INSTRUCTION
Repeat every record below exactly, leaving out the pictures.

GIVEN RECORDS
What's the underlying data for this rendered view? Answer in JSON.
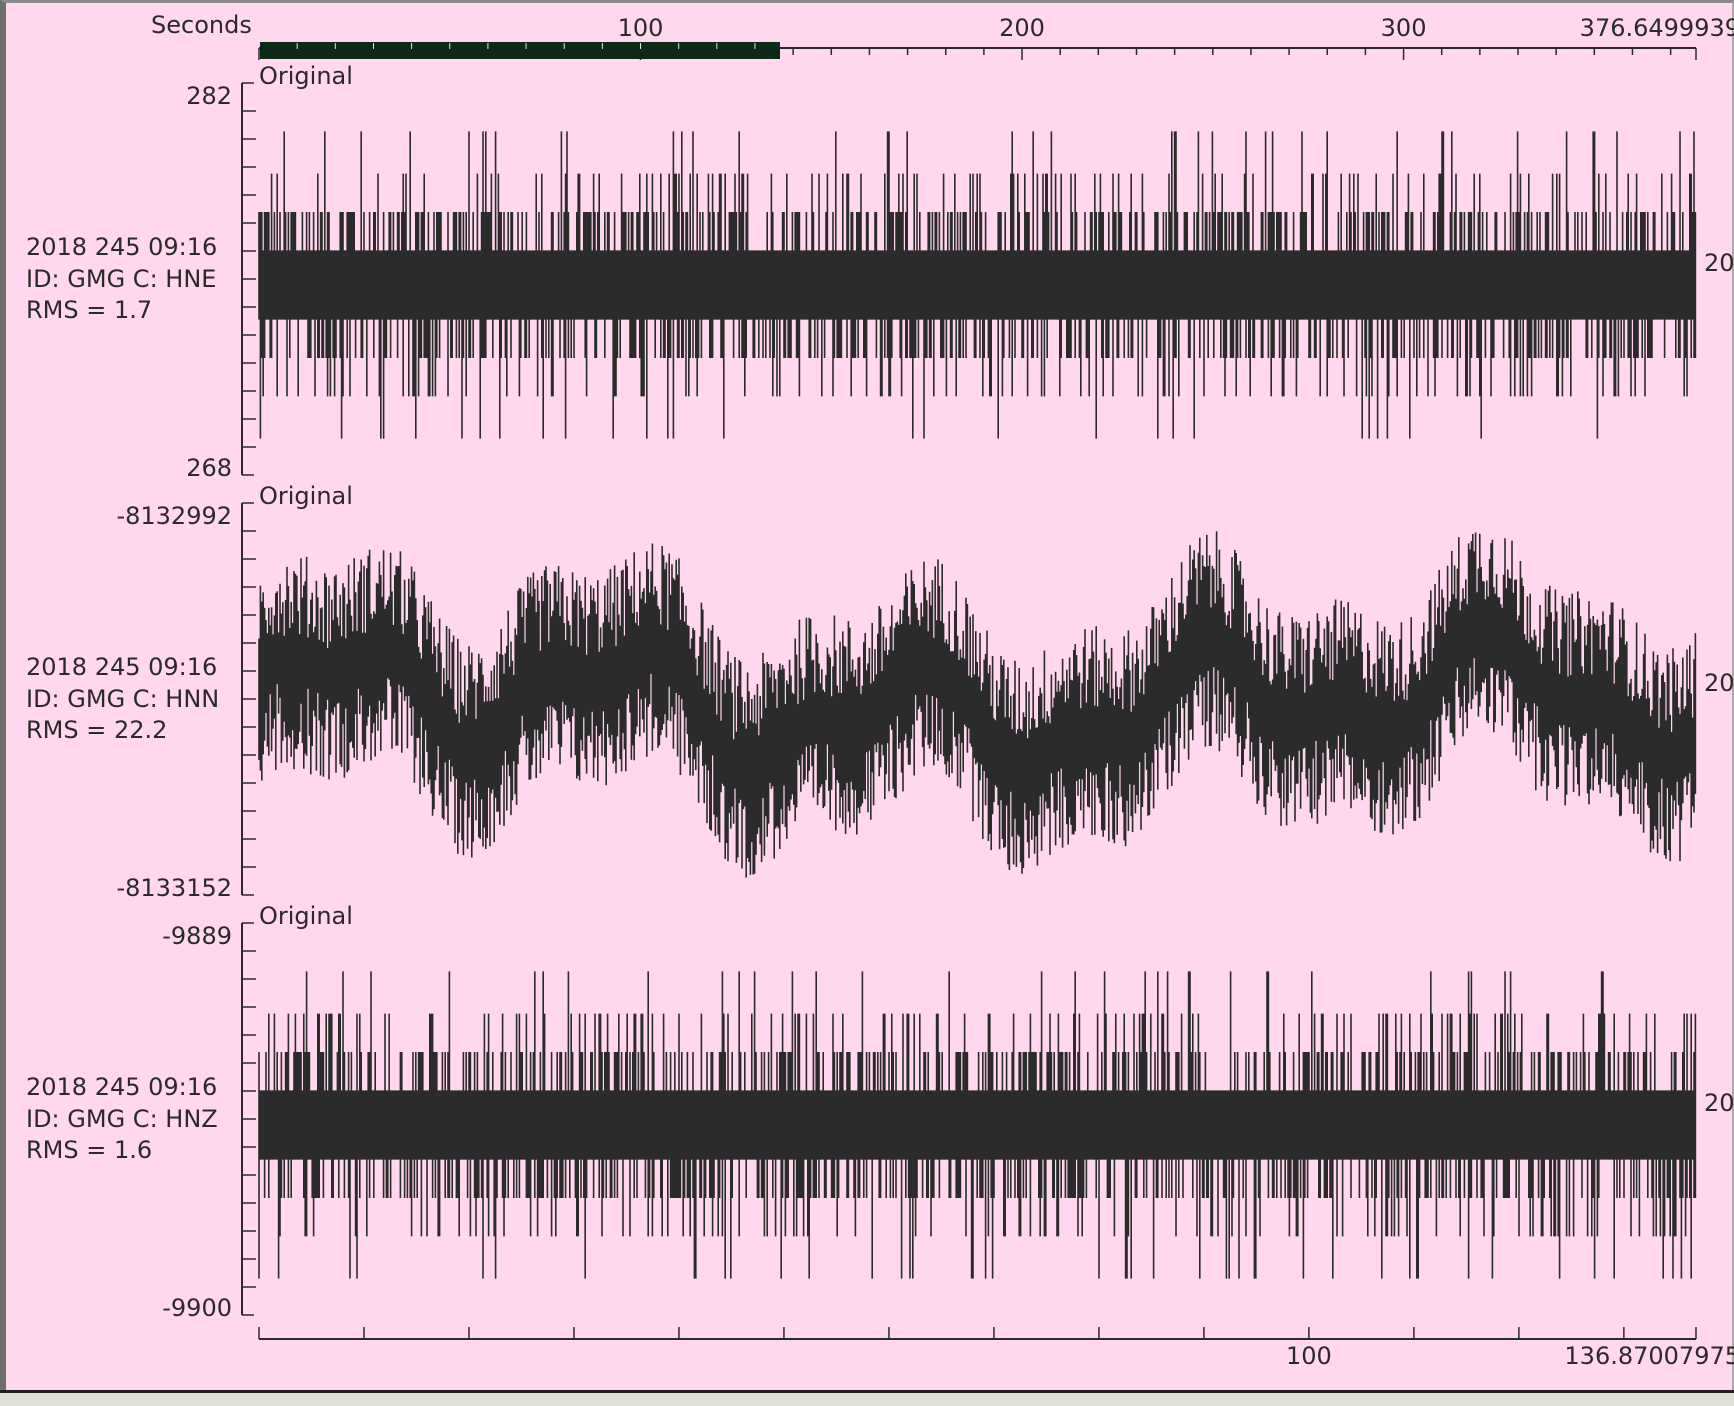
{
  "colors": {
    "background": "#ffd8ef",
    "trace": "#2b2b2b",
    "axis": "#2a2a2a",
    "selection_bar": "#0d2a16"
  },
  "top_axis": {
    "label": "Seconds",
    "ticks": [
      100,
      200,
      300
    ],
    "end_label": "376.6499939",
    "max": 376.6499939
  },
  "bottom_axis": {
    "ticks": [
      100
    ],
    "end_label": "136.87007975",
    "max": 136.87007975
  },
  "traces": [
    {
      "tag": "Original",
      "date": "2018 245 09:16",
      "id": "ID: GMG C: HNE",
      "rms": "RMS = 1.7",
      "ymax": "282",
      "ymin": "268",
      "right_label": "20",
      "style": "quantized"
    },
    {
      "tag": "Original",
      "date": "2018 245 09:16",
      "id": "ID: GMG C: HNN",
      "rms": "RMS = 22.2",
      "ymax": "-8132992",
      "ymin": "-8133152",
      "right_label": "20",
      "style": "wander"
    },
    {
      "tag": "Original",
      "date": "2018 245 09:16",
      "id": "ID: GMG C: HNZ",
      "rms": "RMS = 1.6",
      "ymax": "-9889",
      "ymin": "-9900",
      "right_label": "20",
      "style": "quantized"
    }
  ]
}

COMPLETED EXERCISE
What's the underlying data for this rendered view? Answer in JSON.
{
  "colors": {
    "background": "#ffd8ef",
    "trace": "#2b2b2b",
    "axis": "#2a2a2a",
    "selection_bar": "#0d2a16"
  },
  "top_axis": {
    "label": "Seconds",
    "ticks": [
      100,
      200,
      300
    ],
    "end_label": "376.6499939",
    "max": 376.6499939
  },
  "bottom_axis": {
    "ticks": [
      100
    ],
    "end_label": "136.87007975",
    "max": 136.87007975
  },
  "traces": [
    {
      "tag": "Original",
      "date": "2018 245 09:16",
      "id": "ID: GMG C: HNE",
      "rms": "RMS = 1.7",
      "ymax": "282",
      "ymin": "268",
      "right_label": "20",
      "style": "quantized"
    },
    {
      "tag": "Original",
      "date": "2018 245 09:16",
      "id": "ID: GMG C: HNN",
      "rms": "RMS = 22.2",
      "ymax": "-8132992",
      "ymin": "-8133152",
      "right_label": "20",
      "style": "wander"
    },
    {
      "tag": "Original",
      "date": "2018 245 09:16",
      "id": "ID: GMG C: HNZ",
      "rms": "RMS = 1.6",
      "ymax": "-9889",
      "ymin": "-9900",
      "right_label": "20",
      "style": "quantized"
    }
  ]
}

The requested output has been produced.